• Material for the task:
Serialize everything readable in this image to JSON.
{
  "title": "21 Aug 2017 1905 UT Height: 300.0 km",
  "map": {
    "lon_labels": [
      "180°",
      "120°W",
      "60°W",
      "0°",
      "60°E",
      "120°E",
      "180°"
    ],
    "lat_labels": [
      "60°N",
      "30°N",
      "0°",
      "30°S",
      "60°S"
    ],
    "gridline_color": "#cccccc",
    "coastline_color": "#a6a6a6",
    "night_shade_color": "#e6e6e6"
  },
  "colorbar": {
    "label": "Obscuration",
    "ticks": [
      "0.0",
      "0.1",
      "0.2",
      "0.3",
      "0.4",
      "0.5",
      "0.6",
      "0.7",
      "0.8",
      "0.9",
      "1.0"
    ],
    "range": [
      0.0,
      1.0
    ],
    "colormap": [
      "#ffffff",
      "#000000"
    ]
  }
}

• Exercise details:
Print all the data exactly.

• Right answer:
Serialize everything readable in this image to JSON.
{
  "title": "21 Aug 2017 1905 UT Height: 300.0 km",
  "map": {
    "lon_labels": [
      "180°",
      "120°W",
      "60°W",
      "0°",
      "60°E",
      "120°E",
      "180°"
    ],
    "lat_labels": [
      "60°N",
      "30°N",
      "0°",
      "30°S",
      "60°S"
    ],
    "gridline_color": "#cccccc",
    "coastline_color": "#a6a6a6",
    "night_shade_color": "#e6e6e6"
  },
  "colorbar": {
    "label": "Obscuration",
    "ticks": [
      "0.0",
      "0.1",
      "0.2",
      "0.3",
      "0.4",
      "0.5",
      "0.6",
      "0.7",
      "0.8",
      "0.9",
      "1.0"
    ],
    "range": [
      0.0,
      1.0
    ],
    "colormap": [
      "#ffffff",
      "#000000"
    ]
  }
}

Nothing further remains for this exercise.